Restate the full set of records exactly, without adding or dropping a word.

## begin EXERCISE INPUTS

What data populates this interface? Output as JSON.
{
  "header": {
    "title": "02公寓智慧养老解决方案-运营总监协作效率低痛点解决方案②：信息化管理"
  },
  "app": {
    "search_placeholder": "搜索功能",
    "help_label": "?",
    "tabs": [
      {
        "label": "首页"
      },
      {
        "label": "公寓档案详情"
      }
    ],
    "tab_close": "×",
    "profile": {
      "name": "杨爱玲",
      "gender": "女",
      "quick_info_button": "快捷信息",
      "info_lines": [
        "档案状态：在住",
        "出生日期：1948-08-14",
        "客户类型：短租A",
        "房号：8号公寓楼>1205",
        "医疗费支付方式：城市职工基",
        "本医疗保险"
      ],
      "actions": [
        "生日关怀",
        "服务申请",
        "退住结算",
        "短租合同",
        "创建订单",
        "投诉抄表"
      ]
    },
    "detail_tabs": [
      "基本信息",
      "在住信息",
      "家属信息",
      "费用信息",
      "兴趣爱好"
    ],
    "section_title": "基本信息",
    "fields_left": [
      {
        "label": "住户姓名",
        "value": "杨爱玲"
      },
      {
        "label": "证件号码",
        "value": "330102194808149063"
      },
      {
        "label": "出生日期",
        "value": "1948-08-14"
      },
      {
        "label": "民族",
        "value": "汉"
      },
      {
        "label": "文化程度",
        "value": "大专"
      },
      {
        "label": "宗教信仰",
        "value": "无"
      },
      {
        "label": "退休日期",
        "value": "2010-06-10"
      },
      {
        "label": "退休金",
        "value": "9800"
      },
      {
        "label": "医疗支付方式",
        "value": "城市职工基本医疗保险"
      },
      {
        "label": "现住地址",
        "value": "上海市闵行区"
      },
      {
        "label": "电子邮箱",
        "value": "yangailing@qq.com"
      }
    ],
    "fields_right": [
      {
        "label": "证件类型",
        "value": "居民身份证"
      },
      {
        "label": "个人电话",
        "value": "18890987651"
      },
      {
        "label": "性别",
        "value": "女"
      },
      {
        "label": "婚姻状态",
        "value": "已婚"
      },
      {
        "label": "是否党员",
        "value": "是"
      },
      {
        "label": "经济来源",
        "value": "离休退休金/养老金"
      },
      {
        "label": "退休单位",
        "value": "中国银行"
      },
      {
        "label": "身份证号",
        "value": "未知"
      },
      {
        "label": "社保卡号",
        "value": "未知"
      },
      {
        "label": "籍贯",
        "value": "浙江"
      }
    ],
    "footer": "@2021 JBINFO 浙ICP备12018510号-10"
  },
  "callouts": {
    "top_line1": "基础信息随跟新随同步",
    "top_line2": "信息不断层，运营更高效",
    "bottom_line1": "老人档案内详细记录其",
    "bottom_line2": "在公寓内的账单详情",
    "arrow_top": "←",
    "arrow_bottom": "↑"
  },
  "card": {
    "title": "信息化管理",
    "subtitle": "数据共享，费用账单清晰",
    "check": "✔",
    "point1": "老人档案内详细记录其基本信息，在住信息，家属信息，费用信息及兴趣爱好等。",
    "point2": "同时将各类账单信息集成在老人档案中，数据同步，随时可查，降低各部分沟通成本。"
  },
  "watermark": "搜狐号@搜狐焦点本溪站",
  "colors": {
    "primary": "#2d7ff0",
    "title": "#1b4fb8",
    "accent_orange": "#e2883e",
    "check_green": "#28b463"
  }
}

## end EXERCISE INPUTS

● **ANSWER TO THE EXERCISE**:
What data populates this interface? Output as JSON.
{
  "header": {
    "title": "02公寓智慧养老解决方案-运营总监协作效率低痛点解决方案②：信息化管理"
  },
  "app": {
    "search_placeholder": "搜索功能",
    "help_label": "?",
    "tabs": [
      {
        "label": "首页"
      },
      {
        "label": "公寓档案详情"
      }
    ],
    "tab_close": "×",
    "profile": {
      "name": "杨爱玲",
      "gender": "女",
      "quick_info_button": "快捷信息",
      "info_lines": [
        "档案状态：在住",
        "出生日期：1948-08-14",
        "客户类型：短租A",
        "房号：8号公寓楼>1205",
        "医疗费支付方式：城市职工基",
        "本医疗保险"
      ],
      "actions": [
        "生日关怀",
        "服务申请",
        "退住结算",
        "短租合同",
        "创建订单",
        "投诉抄表"
      ]
    },
    "detail_tabs": [
      "基本信息",
      "在住信息",
      "家属信息",
      "费用信息",
      "兴趣爱好"
    ],
    "section_title": "基本信息",
    "fields_left": [
      {
        "label": "住户姓名",
        "value": "杨爱玲"
      },
      {
        "label": "证件号码",
        "value": "330102194808149063"
      },
      {
        "label": "出生日期",
        "value": "1948-08-14"
      },
      {
        "label": "民族",
        "value": "汉"
      },
      {
        "label": "文化程度",
        "value": "大专"
      },
      {
        "label": "宗教信仰",
        "value": "无"
      },
      {
        "label": "退休日期",
        "value": "2010-06-10"
      },
      {
        "label": "退休金",
        "value": "9800"
      },
      {
        "label": "医疗支付方式",
        "value": "城市职工基本医疗保险"
      },
      {
        "label": "现住地址",
        "value": "上海市闵行区"
      },
      {
        "label": "电子邮箱",
        "value": "yangailing@qq.com"
      }
    ],
    "fields_right": [
      {
        "label": "证件类型",
        "value": "居民身份证"
      },
      {
        "label": "个人电话",
        "value": "18890987651"
      },
      {
        "label": "性别",
        "value": "女"
      },
      {
        "label": "婚姻状态",
        "value": "已婚"
      },
      {
        "label": "是否党员",
        "value": "是"
      },
      {
        "label": "经济来源",
        "value": "离休退休金/养老金"
      },
      {
        "label": "退休单位",
        "value": "中国银行"
      },
      {
        "label": "身份证号",
        "value": "未知"
      },
      {
        "label": "社保卡号",
        "value": "未知"
      },
      {
        "label": "籍贯",
        "value": "浙江"
      }
    ],
    "footer": "@2021 JBINFO 浙ICP备12018510号-10"
  },
  "callouts": {
    "top_line1": "基础信息随跟新随同步",
    "top_line2": "信息不断层，运营更高效",
    "bottom_line1": "老人档案内详细记录其",
    "bottom_line2": "在公寓内的账单详情",
    "arrow_top": "←",
    "arrow_bottom": "↑"
  },
  "card": {
    "title": "信息化管理",
    "subtitle": "数据共享，费用账单清晰",
    "check": "✔",
    "point1": "老人档案内详细记录其基本信息，在住信息，家属信息，费用信息及兴趣爱好等。",
    "point2": "同时将各类账单信息集成在老人档案中，数据同步，随时可查，降低各部分沟通成本。"
  },
  "watermark": "搜狐号@搜狐焦点本溪站",
  "colors": {
    "primary": "#2d7ff0",
    "title": "#1b4fb8",
    "accent_orange": "#e2883e",
    "check_green": "#28b463"
  }
}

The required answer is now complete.